+++ RECORDS FOR THE TASK +++

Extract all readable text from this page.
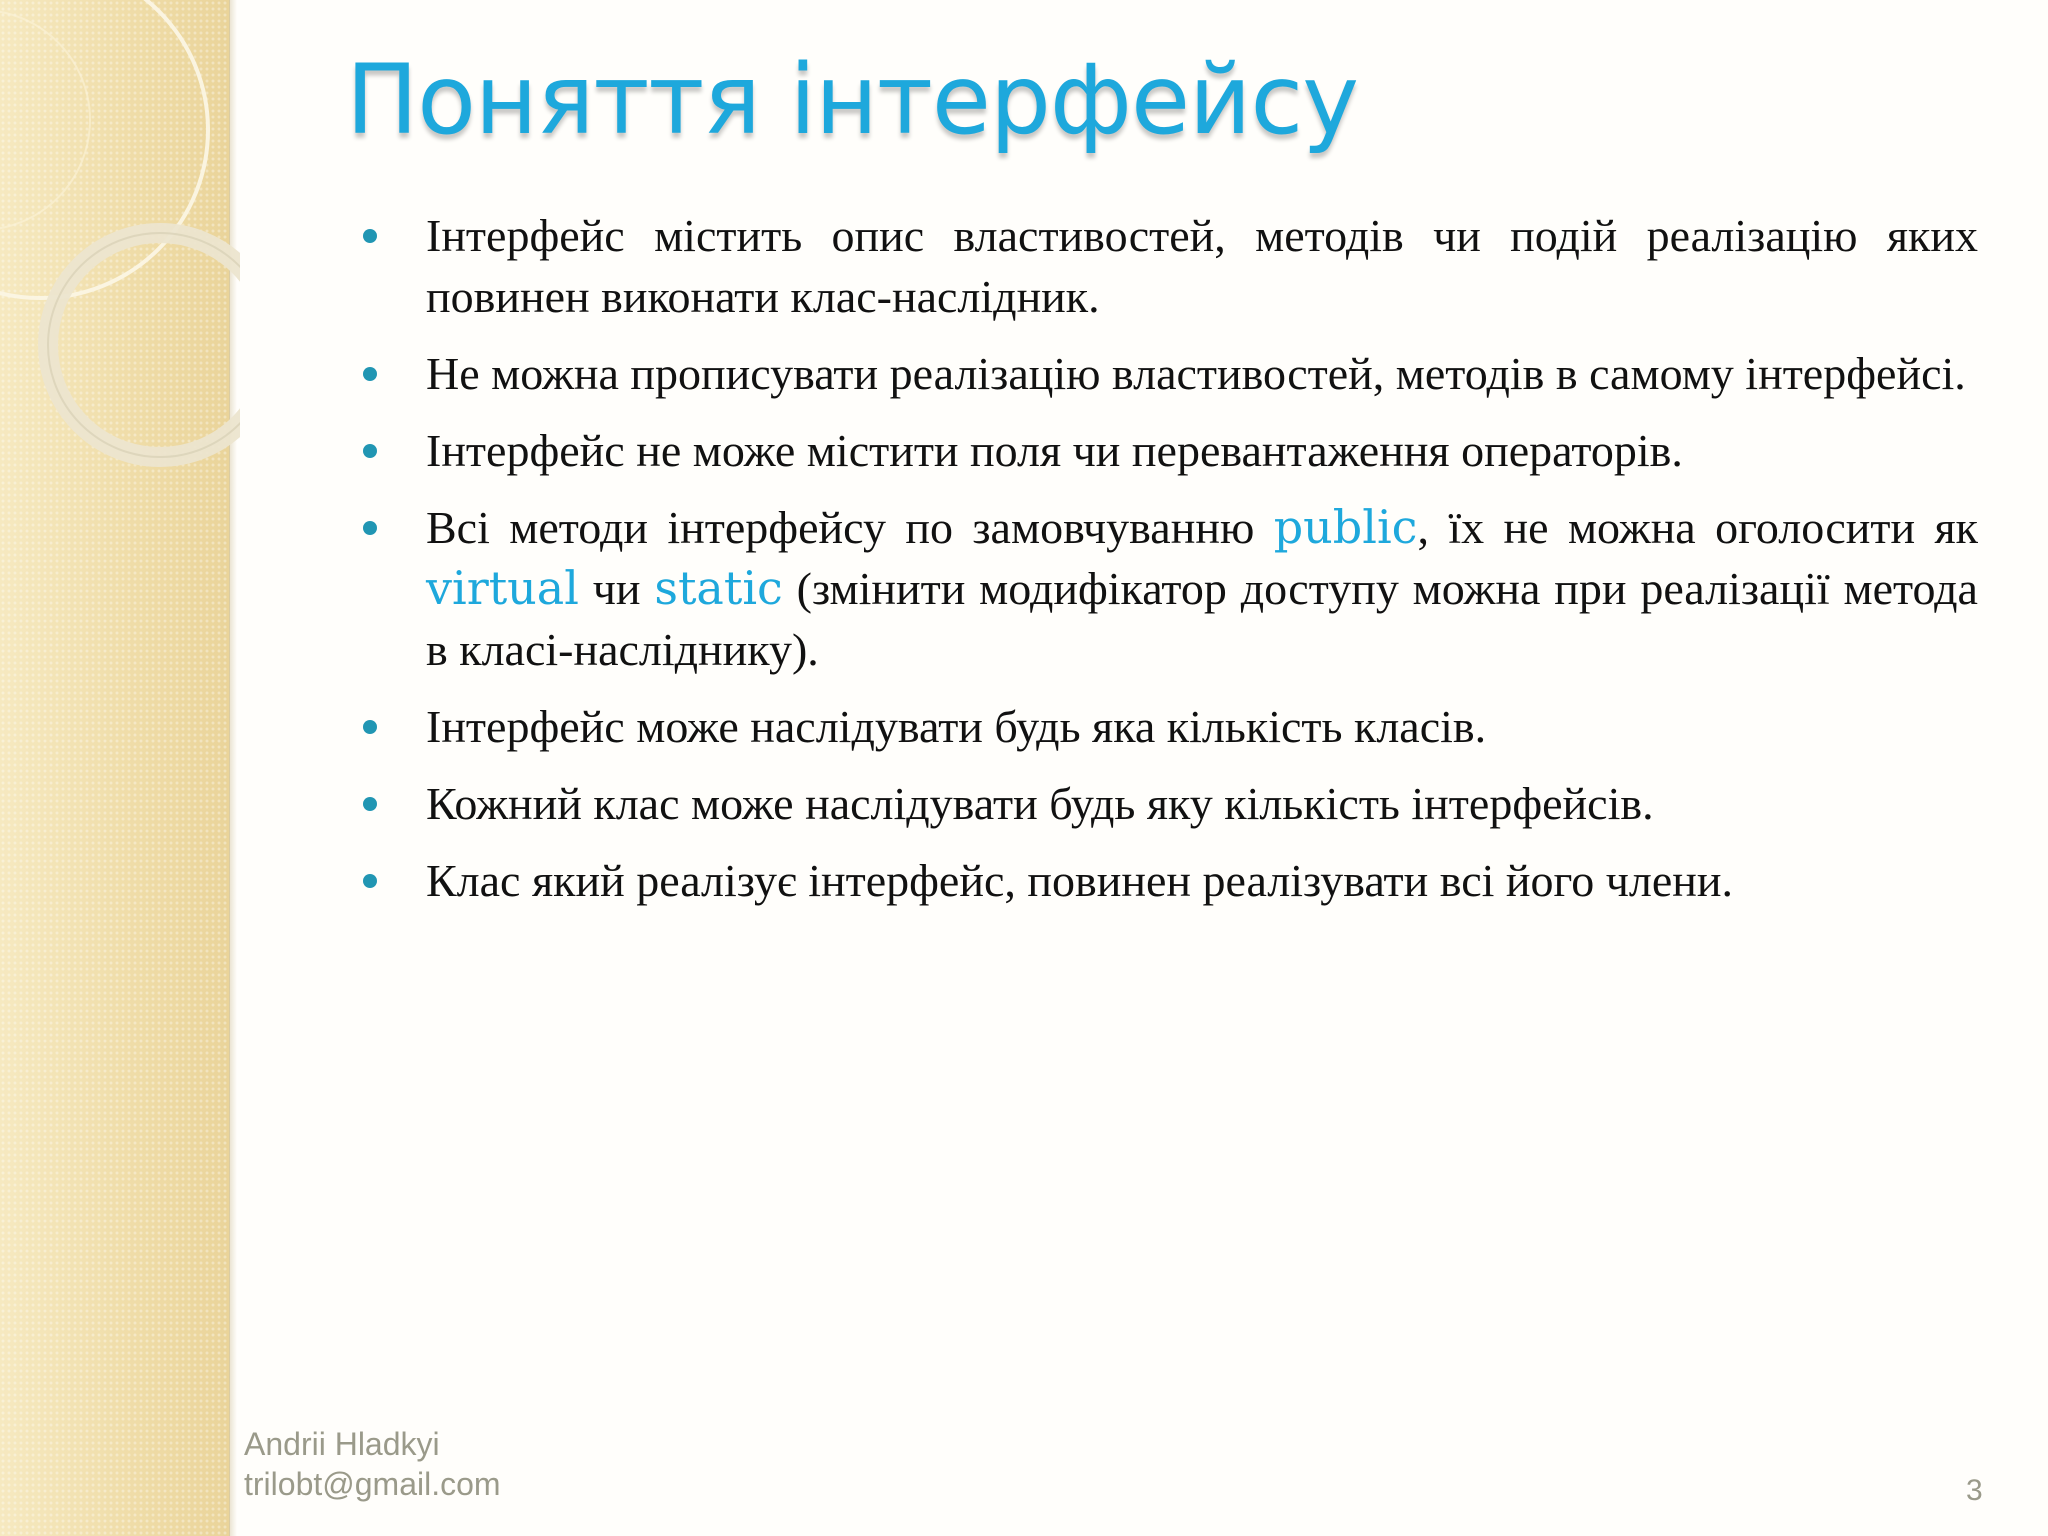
Поняття інтерфейсу
Інтерфейс містить опис властивостей, методів чи подій реалізацію яких повинен виконати клас-наслідник.
Не можна прописувати реалізацію властивостей, методів в самому інтерфейсі.
Інтерфейс не може містити поля чи перевантаження операторів.
Всі методи інтерфейсу по замовчуванню public, їх не можна оголосити як virtual чи static (змінити модифікатор доступу можна при реалізації метода в класі-насліднику).
Інтерфейс може наслідувати будь яка кількість класів.
Кожний клас може наслідувати будь яку кількість інтерфейсів.
Клас який реалізує інтерфейс, повинен реалізувати всі його члени.
Andrii Hladkyi
trilobt@gmail.com	3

+++

AIM → Exactly how many lines in the data above contain the word "будь"? Respond with the number and nothing more.

THE REPLY → 2